Aim ▸ Look for "Maps" in the listing below. Gather each line that contains it.
^^^^^^^^^^^^^^^^
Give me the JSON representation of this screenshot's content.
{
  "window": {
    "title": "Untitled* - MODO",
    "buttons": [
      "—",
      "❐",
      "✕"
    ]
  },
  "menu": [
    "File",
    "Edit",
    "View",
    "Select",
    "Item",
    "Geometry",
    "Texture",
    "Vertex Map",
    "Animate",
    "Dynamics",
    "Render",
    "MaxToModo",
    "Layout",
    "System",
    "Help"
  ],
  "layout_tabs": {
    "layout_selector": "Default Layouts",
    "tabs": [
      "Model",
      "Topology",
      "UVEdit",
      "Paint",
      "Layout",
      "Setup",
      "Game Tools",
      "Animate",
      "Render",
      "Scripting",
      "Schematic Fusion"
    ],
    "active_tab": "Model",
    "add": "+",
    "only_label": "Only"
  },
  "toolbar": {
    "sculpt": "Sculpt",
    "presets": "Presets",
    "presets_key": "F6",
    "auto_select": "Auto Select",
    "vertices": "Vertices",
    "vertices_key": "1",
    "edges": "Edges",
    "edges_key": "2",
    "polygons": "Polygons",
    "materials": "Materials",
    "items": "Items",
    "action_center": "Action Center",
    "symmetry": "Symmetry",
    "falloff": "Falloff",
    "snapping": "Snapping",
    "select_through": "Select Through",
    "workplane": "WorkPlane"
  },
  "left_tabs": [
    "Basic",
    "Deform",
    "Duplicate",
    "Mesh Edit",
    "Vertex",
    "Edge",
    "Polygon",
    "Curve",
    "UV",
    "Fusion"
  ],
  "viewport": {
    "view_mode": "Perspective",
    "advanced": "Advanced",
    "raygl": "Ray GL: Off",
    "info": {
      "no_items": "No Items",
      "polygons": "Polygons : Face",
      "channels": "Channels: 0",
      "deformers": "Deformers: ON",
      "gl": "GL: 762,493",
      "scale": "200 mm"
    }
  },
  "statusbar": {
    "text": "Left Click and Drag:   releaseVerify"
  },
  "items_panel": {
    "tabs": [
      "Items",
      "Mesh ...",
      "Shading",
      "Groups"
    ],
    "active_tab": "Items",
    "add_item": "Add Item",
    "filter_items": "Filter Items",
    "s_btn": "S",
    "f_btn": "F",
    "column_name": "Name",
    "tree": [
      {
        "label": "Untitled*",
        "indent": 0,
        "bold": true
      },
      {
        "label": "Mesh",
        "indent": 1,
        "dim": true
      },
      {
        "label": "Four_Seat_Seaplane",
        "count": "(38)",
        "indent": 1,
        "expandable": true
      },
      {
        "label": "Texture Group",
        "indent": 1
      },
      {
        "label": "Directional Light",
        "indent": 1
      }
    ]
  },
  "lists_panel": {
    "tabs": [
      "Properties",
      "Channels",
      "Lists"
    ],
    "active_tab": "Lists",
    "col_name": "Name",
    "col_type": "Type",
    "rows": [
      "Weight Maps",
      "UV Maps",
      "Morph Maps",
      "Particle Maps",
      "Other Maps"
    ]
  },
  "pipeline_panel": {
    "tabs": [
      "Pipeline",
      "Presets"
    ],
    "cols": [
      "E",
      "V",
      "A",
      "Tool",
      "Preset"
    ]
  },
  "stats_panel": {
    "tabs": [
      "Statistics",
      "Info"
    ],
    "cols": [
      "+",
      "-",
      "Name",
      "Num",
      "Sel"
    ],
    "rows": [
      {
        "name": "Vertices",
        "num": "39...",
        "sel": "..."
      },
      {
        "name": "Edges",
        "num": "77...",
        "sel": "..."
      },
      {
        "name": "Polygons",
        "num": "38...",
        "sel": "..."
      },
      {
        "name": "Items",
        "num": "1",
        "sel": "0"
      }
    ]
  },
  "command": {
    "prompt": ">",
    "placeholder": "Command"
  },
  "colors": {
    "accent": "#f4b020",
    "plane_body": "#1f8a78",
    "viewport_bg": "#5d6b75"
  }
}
^^^^^^^^^^^^^^^^
Final result ▸
      "Weight Maps",
      "UV Maps",
      "Morph Maps",
      "Particle Maps",
      "Other Maps"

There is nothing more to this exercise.